The request: Look below and pull out each line with the word "DomainIt".

Stored entries:
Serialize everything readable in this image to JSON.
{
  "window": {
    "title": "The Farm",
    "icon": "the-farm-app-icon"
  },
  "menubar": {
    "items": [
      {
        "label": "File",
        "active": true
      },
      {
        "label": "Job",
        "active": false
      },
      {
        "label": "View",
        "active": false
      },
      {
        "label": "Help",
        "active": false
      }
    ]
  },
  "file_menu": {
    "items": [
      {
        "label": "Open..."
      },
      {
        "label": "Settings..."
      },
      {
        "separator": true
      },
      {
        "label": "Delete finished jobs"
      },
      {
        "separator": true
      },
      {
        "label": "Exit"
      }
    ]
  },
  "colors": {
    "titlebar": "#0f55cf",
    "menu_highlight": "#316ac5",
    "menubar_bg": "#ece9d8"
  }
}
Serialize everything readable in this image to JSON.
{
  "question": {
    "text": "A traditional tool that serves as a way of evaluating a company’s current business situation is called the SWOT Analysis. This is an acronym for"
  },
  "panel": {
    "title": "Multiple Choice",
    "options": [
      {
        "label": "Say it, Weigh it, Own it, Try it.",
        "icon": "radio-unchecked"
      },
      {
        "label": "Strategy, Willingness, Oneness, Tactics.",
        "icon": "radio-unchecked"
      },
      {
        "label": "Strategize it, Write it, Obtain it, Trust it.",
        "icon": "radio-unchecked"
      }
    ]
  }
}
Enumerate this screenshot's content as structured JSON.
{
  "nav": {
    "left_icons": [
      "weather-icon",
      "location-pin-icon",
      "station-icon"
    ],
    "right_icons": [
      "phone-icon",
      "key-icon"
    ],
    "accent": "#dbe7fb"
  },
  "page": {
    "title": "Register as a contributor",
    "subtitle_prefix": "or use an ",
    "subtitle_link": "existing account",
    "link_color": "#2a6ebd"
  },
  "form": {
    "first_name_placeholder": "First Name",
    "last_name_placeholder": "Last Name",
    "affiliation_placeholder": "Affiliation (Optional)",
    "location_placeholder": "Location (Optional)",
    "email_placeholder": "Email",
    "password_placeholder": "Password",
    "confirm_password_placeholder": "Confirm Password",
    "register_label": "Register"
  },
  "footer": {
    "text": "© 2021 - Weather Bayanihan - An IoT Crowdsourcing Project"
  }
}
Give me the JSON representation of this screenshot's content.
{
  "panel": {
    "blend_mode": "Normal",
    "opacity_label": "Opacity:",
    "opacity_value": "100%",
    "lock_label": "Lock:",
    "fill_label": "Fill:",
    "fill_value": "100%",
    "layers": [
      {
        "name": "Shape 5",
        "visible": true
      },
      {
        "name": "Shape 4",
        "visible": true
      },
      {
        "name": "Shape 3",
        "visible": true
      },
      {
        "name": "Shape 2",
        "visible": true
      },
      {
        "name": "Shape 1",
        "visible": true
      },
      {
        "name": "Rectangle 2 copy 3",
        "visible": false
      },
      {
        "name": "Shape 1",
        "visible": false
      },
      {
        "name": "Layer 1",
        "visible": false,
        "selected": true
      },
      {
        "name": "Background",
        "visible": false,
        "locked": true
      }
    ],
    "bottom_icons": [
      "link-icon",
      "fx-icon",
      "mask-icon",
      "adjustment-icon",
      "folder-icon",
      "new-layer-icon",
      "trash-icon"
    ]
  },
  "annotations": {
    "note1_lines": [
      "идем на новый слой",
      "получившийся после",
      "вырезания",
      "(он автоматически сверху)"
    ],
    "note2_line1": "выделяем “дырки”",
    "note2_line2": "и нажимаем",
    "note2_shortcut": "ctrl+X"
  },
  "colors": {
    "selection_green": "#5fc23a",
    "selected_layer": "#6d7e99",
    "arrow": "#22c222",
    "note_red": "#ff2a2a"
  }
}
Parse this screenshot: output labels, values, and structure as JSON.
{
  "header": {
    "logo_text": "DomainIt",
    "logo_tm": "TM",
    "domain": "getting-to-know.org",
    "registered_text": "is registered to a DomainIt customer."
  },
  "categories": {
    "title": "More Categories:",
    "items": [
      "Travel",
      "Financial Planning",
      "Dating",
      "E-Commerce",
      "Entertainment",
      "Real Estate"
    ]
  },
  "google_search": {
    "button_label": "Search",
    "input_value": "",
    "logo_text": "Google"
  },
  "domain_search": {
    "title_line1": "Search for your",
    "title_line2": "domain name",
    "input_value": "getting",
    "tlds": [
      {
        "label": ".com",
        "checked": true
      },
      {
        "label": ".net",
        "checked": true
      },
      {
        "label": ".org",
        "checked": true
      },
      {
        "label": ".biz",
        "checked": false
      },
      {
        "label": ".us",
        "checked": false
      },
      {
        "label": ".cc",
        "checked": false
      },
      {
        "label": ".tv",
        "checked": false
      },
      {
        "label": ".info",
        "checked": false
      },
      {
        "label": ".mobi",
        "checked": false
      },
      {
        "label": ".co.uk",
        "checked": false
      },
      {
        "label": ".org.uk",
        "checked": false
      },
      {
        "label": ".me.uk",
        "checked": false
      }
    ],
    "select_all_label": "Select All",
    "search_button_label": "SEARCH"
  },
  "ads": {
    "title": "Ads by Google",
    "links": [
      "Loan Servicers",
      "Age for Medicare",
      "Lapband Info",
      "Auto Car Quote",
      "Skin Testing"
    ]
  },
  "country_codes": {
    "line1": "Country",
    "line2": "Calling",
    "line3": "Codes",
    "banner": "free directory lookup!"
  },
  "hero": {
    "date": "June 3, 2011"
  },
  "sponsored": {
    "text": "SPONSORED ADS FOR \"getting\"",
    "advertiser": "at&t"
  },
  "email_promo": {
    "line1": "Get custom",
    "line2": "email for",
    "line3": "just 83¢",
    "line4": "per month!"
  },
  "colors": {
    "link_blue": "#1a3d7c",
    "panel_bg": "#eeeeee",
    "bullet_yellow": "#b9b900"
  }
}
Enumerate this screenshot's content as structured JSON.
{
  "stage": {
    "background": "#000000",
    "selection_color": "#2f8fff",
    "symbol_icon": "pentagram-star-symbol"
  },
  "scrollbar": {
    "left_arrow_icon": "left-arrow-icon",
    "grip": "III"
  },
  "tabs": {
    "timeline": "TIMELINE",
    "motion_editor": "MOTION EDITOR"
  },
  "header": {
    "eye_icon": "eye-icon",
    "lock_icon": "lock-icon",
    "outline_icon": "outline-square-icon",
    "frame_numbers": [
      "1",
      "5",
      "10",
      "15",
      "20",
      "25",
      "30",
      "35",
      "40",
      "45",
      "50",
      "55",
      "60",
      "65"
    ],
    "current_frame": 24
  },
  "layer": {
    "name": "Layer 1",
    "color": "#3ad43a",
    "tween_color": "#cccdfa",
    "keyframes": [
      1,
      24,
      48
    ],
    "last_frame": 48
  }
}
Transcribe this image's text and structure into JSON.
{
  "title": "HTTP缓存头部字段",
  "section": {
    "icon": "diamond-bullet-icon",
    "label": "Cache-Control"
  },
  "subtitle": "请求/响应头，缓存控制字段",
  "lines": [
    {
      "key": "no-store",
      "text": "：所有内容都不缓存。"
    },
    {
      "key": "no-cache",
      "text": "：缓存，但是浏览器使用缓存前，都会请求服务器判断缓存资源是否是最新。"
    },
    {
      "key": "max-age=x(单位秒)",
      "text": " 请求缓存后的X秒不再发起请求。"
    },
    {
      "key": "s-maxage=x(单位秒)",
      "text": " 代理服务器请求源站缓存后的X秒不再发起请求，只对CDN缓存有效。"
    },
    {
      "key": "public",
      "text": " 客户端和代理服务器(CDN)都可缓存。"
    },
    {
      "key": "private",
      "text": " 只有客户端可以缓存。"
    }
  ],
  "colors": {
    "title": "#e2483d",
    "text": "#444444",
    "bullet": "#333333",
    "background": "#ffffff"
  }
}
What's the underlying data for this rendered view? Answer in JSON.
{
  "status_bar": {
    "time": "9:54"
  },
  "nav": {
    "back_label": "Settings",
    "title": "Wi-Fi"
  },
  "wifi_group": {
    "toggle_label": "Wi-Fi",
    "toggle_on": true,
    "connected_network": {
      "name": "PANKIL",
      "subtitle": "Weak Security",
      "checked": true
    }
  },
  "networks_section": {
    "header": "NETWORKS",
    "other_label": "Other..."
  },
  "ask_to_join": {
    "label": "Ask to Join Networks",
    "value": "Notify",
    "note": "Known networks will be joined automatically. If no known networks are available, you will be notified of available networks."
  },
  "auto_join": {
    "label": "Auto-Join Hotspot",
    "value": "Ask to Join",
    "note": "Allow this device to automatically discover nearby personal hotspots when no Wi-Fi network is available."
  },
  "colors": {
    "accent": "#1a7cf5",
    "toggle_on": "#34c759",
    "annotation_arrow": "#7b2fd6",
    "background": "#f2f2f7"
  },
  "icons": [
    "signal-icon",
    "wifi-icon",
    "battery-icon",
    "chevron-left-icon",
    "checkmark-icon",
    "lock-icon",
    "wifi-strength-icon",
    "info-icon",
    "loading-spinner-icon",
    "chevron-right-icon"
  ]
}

Task response:
    "logo_text": "DomainIt",
    "registered_text": "is registered to a DomainIt customer."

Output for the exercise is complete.